PROBLEM STATEMENT: Look through the data below and return each line where "grid" appears.

[Data entries for graphics]
--------------------

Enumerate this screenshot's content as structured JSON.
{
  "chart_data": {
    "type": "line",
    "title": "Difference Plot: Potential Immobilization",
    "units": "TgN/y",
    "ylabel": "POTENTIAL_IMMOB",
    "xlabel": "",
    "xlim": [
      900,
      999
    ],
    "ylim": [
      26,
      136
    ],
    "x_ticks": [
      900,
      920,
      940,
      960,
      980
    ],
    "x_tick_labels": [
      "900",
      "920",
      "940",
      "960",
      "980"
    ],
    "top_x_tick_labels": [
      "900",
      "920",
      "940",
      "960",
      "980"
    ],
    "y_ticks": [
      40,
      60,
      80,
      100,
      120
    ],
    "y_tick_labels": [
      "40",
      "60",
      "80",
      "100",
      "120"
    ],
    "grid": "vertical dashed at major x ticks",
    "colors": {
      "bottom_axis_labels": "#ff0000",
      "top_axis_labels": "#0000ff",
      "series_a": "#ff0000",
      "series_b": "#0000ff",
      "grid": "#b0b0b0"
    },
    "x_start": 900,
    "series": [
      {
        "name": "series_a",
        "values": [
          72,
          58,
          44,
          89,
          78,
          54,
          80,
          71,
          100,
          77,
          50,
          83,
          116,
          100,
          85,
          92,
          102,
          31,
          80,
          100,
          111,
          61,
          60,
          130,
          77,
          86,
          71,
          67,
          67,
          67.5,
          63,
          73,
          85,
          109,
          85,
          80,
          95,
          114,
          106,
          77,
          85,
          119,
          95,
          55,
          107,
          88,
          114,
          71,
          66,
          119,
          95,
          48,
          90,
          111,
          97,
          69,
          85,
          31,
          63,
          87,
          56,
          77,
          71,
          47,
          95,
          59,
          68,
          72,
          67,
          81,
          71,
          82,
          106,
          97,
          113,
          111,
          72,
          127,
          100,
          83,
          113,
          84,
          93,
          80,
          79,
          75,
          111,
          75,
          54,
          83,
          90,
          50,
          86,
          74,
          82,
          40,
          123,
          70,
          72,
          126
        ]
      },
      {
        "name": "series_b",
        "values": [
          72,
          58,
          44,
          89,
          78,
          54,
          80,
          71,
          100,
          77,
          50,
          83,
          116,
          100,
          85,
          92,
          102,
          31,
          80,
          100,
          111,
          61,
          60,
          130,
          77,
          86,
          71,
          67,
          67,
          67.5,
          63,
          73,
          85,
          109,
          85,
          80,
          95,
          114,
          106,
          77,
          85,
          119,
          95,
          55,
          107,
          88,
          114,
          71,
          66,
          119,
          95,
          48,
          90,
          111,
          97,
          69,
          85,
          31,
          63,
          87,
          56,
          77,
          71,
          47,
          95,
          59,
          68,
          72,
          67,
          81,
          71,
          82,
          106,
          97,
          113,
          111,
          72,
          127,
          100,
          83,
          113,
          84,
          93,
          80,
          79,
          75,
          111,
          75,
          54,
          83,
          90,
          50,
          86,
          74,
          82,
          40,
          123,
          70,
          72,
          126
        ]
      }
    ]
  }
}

--------------------

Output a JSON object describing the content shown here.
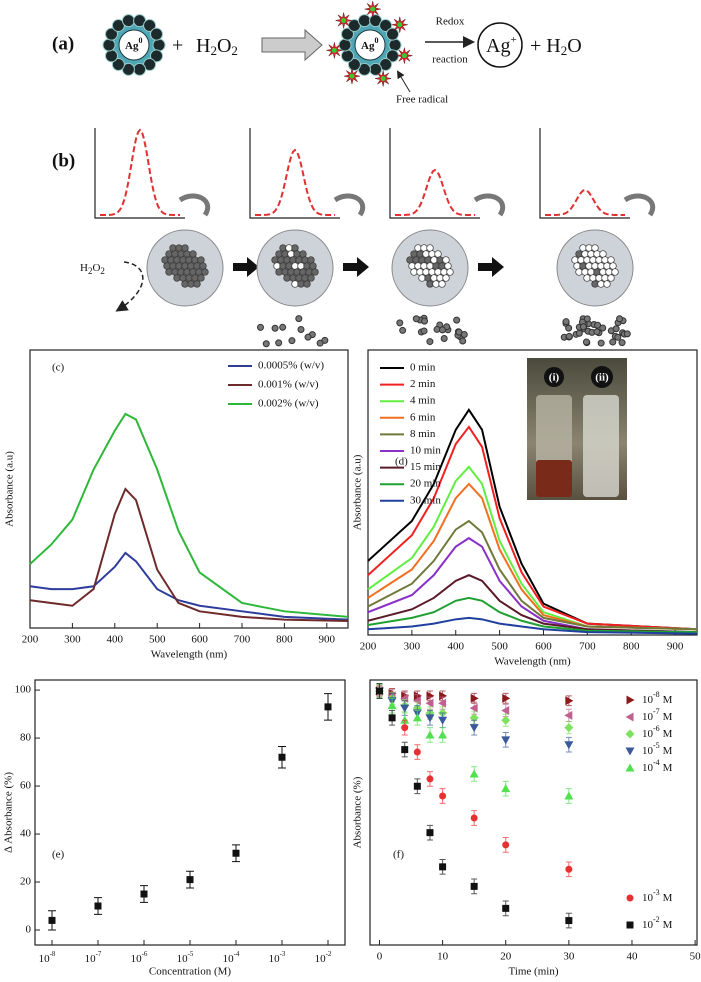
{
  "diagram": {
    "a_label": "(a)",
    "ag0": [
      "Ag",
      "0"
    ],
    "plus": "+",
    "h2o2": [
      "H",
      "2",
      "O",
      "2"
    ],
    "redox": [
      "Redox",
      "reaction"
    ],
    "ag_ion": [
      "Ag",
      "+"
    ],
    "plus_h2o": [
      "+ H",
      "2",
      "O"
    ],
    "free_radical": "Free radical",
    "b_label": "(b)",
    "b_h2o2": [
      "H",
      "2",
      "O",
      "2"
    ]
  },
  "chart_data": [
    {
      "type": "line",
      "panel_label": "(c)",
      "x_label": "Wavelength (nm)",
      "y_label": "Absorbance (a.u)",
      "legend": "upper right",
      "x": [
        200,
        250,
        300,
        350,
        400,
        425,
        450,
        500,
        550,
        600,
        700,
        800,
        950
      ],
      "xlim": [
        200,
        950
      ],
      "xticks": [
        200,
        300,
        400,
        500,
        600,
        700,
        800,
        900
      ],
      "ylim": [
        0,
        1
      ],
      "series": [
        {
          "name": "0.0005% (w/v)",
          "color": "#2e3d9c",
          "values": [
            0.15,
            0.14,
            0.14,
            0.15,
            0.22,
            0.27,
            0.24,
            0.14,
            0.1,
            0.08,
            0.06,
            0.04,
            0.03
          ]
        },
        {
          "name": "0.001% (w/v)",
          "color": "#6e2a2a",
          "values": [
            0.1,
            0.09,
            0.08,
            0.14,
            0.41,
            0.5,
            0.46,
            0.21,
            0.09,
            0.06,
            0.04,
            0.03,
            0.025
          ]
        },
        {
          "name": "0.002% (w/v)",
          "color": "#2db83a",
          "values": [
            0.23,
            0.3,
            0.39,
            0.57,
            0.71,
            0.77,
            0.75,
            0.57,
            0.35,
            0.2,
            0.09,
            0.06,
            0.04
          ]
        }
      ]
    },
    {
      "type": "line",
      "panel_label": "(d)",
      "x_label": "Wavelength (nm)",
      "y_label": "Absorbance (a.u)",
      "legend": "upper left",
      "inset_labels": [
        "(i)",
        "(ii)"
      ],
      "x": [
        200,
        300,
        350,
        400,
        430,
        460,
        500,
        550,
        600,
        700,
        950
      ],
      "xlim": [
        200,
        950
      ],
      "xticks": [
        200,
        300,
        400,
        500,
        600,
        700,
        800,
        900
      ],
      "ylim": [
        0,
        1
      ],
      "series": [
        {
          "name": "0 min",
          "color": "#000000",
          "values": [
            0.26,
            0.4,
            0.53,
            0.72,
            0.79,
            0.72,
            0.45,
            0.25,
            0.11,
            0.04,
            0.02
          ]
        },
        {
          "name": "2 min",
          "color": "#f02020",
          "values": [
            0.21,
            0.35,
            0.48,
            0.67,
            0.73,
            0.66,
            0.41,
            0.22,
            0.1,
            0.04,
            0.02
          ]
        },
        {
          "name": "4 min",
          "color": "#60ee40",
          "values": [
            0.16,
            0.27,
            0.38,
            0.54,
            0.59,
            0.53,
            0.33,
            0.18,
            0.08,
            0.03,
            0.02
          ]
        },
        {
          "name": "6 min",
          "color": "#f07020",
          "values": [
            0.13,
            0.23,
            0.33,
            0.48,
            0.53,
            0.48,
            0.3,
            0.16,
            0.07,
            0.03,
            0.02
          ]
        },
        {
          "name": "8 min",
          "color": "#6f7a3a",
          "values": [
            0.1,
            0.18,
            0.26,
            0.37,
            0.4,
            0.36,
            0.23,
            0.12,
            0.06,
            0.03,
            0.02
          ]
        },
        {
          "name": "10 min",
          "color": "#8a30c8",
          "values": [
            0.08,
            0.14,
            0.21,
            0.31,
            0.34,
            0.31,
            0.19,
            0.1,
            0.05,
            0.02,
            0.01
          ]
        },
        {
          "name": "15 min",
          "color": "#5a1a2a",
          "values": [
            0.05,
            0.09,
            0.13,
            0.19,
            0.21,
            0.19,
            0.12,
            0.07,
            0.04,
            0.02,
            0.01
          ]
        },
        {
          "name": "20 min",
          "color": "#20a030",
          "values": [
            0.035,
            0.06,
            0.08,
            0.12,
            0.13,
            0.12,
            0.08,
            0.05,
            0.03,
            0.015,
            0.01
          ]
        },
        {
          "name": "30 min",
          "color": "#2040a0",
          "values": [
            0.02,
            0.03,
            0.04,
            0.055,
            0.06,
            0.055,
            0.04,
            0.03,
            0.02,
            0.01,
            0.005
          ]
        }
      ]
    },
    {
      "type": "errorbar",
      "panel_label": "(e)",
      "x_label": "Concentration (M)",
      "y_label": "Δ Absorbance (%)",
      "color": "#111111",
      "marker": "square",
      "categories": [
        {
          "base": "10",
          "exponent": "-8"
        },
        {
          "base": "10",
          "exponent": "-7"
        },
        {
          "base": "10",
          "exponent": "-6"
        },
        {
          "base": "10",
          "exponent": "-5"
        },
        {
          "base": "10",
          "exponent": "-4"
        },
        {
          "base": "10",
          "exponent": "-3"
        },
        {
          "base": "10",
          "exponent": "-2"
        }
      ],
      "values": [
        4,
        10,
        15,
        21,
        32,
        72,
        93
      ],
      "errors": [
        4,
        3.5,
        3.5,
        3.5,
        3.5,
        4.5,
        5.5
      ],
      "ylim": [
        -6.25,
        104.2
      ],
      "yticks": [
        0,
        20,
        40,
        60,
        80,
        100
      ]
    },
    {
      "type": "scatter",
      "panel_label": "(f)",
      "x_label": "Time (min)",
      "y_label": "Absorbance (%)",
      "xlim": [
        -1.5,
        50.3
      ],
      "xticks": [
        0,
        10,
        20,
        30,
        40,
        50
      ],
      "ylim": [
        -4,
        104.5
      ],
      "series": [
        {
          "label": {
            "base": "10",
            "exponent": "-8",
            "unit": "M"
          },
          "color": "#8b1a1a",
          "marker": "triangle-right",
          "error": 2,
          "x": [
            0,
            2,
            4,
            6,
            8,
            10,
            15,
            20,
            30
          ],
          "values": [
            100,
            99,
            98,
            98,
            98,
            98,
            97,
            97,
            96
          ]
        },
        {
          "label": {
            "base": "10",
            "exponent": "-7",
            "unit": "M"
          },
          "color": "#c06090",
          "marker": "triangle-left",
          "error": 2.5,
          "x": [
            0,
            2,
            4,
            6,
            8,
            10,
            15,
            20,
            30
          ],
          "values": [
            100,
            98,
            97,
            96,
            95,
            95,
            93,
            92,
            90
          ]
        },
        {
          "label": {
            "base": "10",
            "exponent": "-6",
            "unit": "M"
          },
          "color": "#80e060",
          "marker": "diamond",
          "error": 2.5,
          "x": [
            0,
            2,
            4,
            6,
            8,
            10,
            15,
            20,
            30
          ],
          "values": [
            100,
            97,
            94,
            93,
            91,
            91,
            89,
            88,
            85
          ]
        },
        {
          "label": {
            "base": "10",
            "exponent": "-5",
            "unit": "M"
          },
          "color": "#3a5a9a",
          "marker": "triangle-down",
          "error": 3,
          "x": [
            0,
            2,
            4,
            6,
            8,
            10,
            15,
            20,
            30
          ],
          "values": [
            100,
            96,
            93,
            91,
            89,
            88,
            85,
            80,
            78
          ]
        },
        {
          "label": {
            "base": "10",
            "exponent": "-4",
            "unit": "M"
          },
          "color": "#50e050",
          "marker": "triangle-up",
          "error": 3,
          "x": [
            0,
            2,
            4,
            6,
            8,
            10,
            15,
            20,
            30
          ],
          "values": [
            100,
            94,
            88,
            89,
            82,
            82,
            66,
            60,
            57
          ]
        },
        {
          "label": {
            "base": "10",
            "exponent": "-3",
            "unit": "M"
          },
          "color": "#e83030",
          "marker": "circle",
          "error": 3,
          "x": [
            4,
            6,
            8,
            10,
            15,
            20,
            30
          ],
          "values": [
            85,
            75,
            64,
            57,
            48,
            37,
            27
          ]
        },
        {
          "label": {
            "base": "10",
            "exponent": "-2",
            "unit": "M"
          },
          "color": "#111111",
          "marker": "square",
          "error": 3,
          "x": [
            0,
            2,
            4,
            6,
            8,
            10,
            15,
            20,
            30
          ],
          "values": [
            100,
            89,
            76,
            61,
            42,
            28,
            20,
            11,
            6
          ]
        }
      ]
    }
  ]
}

--------------------

OUTPUT OF THE EXERCISE:
    "grid": "vertical dashed at major x ticks",
      "grid": "#b0b0b0"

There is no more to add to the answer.